**Brief:**
Copy all of the records below verbatim.

++++ Materials provided

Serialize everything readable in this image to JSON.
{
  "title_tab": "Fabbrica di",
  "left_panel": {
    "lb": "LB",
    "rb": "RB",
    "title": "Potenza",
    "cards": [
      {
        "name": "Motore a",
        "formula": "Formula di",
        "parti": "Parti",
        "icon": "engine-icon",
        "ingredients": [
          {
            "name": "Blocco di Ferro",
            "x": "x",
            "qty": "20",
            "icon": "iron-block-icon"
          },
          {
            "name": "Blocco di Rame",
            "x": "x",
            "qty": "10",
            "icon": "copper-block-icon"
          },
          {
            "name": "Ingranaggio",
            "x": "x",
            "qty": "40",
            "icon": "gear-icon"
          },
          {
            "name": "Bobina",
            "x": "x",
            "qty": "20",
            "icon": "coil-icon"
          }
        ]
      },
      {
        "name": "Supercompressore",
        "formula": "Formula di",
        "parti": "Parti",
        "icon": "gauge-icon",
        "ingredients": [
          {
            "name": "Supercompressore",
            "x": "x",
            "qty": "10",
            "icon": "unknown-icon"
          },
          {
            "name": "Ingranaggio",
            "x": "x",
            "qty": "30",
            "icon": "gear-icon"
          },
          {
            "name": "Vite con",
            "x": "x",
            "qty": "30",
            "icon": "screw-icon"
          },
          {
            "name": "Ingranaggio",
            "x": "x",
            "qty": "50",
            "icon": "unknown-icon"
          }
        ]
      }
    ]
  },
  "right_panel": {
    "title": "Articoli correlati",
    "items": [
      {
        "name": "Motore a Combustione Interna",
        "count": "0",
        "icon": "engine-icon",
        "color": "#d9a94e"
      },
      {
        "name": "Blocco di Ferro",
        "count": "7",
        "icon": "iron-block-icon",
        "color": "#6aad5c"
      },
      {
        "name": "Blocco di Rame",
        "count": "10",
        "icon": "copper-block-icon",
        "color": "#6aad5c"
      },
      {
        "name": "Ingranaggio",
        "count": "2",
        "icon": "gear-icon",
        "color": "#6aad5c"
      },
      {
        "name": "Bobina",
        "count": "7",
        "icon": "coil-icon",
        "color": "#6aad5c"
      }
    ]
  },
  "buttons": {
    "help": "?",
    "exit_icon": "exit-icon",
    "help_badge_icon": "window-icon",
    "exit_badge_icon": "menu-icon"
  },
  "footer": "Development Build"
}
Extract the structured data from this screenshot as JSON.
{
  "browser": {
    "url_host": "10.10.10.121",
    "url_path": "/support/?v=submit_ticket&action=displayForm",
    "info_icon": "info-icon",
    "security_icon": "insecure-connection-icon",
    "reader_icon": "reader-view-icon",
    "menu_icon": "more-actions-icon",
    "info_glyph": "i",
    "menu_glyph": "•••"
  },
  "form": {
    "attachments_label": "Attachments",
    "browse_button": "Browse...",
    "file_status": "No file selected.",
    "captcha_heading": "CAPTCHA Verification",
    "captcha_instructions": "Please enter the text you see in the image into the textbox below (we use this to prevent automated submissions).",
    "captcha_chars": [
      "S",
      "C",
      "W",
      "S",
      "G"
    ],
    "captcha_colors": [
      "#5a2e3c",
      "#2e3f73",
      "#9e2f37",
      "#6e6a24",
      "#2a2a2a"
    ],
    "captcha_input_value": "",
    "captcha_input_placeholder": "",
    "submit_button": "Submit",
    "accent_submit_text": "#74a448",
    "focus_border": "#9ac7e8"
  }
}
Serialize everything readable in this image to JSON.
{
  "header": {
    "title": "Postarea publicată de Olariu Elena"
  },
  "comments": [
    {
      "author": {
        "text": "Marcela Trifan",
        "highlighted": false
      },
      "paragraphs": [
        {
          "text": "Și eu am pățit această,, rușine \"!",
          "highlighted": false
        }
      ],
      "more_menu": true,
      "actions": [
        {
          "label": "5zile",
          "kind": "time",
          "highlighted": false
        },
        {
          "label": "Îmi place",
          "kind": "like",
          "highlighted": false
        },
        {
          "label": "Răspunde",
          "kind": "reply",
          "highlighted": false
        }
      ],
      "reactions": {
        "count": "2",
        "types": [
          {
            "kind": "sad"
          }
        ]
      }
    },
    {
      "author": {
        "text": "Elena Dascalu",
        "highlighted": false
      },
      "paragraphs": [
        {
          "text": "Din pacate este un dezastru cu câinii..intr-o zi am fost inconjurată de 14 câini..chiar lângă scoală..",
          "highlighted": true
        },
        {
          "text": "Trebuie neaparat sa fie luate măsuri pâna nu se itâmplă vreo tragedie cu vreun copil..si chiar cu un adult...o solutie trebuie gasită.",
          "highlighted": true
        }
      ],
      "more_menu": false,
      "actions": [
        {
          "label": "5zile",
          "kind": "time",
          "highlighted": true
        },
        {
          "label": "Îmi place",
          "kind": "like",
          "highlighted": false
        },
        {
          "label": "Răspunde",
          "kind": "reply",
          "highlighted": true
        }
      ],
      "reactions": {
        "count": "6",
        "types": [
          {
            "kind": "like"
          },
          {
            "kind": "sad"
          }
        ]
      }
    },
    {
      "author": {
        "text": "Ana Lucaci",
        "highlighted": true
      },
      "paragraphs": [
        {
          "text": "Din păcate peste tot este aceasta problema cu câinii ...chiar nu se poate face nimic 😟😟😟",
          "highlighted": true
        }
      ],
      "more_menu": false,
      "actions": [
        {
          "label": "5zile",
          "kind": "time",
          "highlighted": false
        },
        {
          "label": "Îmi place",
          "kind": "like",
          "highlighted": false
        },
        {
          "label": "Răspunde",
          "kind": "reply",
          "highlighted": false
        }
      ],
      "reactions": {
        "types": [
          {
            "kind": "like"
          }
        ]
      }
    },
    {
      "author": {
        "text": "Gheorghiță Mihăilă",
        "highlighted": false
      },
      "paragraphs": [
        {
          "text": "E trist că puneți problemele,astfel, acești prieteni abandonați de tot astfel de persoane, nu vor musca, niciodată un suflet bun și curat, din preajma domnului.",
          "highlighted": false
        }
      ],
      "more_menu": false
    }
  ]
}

++++++++

**Answer for the task:**
Serialize everything readable in this image to JSON.
{
  "title_tab": "Fabbrica di",
  "left_panel": {
    "lb": "LB",
    "rb": "RB",
    "title": "Potenza",
    "cards": [
      {
        "name": "Motore a",
        "formula": "Formula di",
        "parti": "Parti",
        "icon": "engine-icon",
        "ingredients": [
          {
            "name": "Blocco di Ferro",
            "x": "x",
            "qty": "20",
            "icon": "iron-block-icon"
          },
          {
            "name": "Blocco di Rame",
            "x": "x",
            "qty": "10",
            "icon": "copper-block-icon"
          },
          {
            "name": "Ingranaggio",
            "x": "x",
            "qty": "40",
            "icon": "gear-icon"
          },
          {
            "name": "Bobina",
            "x": "x",
            "qty": "20",
            "icon": "coil-icon"
          }
        ]
      },
      {
        "name": "Supercompressore",
        "formula": "Formula di",
        "parti": "Parti",
        "icon": "gauge-icon",
        "ingredients": [
          {
            "name": "Supercompressore",
            "x": "x",
            "qty": "10",
            "icon": "unknown-icon"
          },
          {
            "name": "Ingranaggio",
            "x": "x",
            "qty": "30",
            "icon": "gear-icon"
          },
          {
            "name": "Vite con",
            "x": "x",
            "qty": "30",
            "icon": "screw-icon"
          },
          {
            "name": "Ingranaggio",
            "x": "x",
            "qty": "50",
            "icon": "unknown-icon"
          }
        ]
      }
    ]
  },
  "right_panel": {
    "title": "Articoli correlati",
    "items": [
      {
        "name": "Motore a Combustione Interna",
        "count": "0",
        "icon": "engine-icon",
        "color": "#d9a94e"
      },
      {
        "name": "Blocco di Ferro",
        "count": "7",
        "icon": "iron-block-icon",
        "color": "#6aad5c"
      },
      {
        "name": "Blocco di Rame",
        "count": "10",
        "icon": "copper-block-icon",
        "color": "#6aad5c"
      },
      {
        "name": "Ingranaggio",
        "count": "2",
        "icon": "gear-icon",
        "color": "#6aad5c"
      },
      {
        "name": "Bobina",
        "count": "7",
        "icon": "coil-icon",
        "color": "#6aad5c"
      }
    ]
  },
  "buttons": {
    "help": "?",
    "exit_icon": "exit-icon",
    "help_badge_icon": "window-icon",
    "exit_badge_icon": "menu-icon"
  },
  "footer": "Development Build"
}
Extract the structured data from this screenshot as JSON.
{
  "browser": {
    "url_host": "10.10.10.121",
    "url_path": "/support/?v=submit_ticket&action=displayForm",
    "info_icon": "info-icon",
    "security_icon": "insecure-connection-icon",
    "reader_icon": "reader-view-icon",
    "menu_icon": "more-actions-icon",
    "info_glyph": "i",
    "menu_glyph": "•••"
  },
  "form": {
    "attachments_label": "Attachments",
    "browse_button": "Browse...",
    "file_status": "No file selected.",
    "captcha_heading": "CAPTCHA Verification",
    "captcha_instructions": "Please enter the text you see in the image into the textbox below (we use this to prevent automated submissions).",
    "captcha_chars": [
      "S",
      "C",
      "W",
      "S",
      "G"
    ],
    "captcha_colors": [
      "#5a2e3c",
      "#2e3f73",
      "#9e2f37",
      "#6e6a24",
      "#2a2a2a"
    ],
    "captcha_input_value": "",
    "captcha_input_placeholder": "",
    "submit_button": "Submit",
    "accent_submit_text": "#74a448",
    "focus_border": "#9ac7e8"
  }
}
Serialize everything readable in this image to JSON.
{
  "header": {
    "title": "Postarea publicată de Olariu Elena"
  },
  "comments": [
    {
      "author": {
        "text": "Marcela Trifan",
        "highlighted": false
      },
      "paragraphs": [
        {
          "text": "Și eu am pățit această,, rușine \"!",
          "highlighted": false
        }
      ],
      "more_menu": true,
      "actions": [
        {
          "label": "5zile",
          "kind": "time",
          "highlighted": false
        },
        {
          "label": "Îmi place",
          "kind": "like",
          "highlighted": false
        },
        {
          "label": "Răspunde",
          "kind": "reply",
          "highlighted": false
        }
      ],
      "reactions": {
        "count": "2",
        "types": [
          {
            "kind": "sad"
          }
        ]
      }
    },
    {
      "author": {
        "text": "Elena Dascalu",
        "highlighted": false
      },
      "paragraphs": [
        {
          "text": "Din pacate este un dezastru cu câinii..intr-o zi am fost inconjurată de 14 câini..chiar lângă scoală..",
          "highlighted": true
        },
        {
          "text": "Trebuie neaparat sa fie luate măsuri pâna nu se itâmplă vreo tragedie cu vreun copil..si chiar cu un adult...o solutie trebuie gasită.",
          "highlighted": true
        }
      ],
      "more_menu": false,
      "actions": [
        {
          "label": "5zile",
          "kind": "time",
          "highlighted": true
        },
        {
          "label": "Îmi place",
          "kind": "like",
          "highlighted": false
        },
        {
          "label": "Răspunde",
          "kind": "reply",
          "highlighted": true
        }
      ],
      "reactions": {
        "count": "6",
        "types": [
          {
            "kind": "like"
          },
          {
            "kind": "sad"
          }
        ]
      }
    },
    {
      "author": {
        "text": "Ana Lucaci",
        "highlighted": true
      },
      "paragraphs": [
        {
          "text": "Din păcate peste tot este aceasta problema cu câinii ...chiar nu se poate face nimic 😟😟😟",
          "highlighted": true
        }
      ],
      "more_menu": false,
      "actions": [
        {
          "label": "5zile",
          "kind": "time",
          "highlighted": false
        },
        {
          "label": "Îmi place",
          "kind": "like",
          "highlighted": false
        },
        {
          "label": "Răspunde",
          "kind": "reply",
          "highlighted": false
        }
      ],
      "reactions": {
        "types": [
          {
            "kind": "like"
          }
        ]
      }
    },
    {
      "author": {
        "text": "Gheorghiță Mihăilă",
        "highlighted": false
      },
      "paragraphs": [
        {
          "text": "E trist că puneți problemele,astfel, acești prieteni abandonați de tot astfel de persoane, nu vor musca, niciodată un suflet bun și curat, din preajma domnului.",
          "highlighted": false
        }
      ],
      "more_menu": false
    }
  ]
}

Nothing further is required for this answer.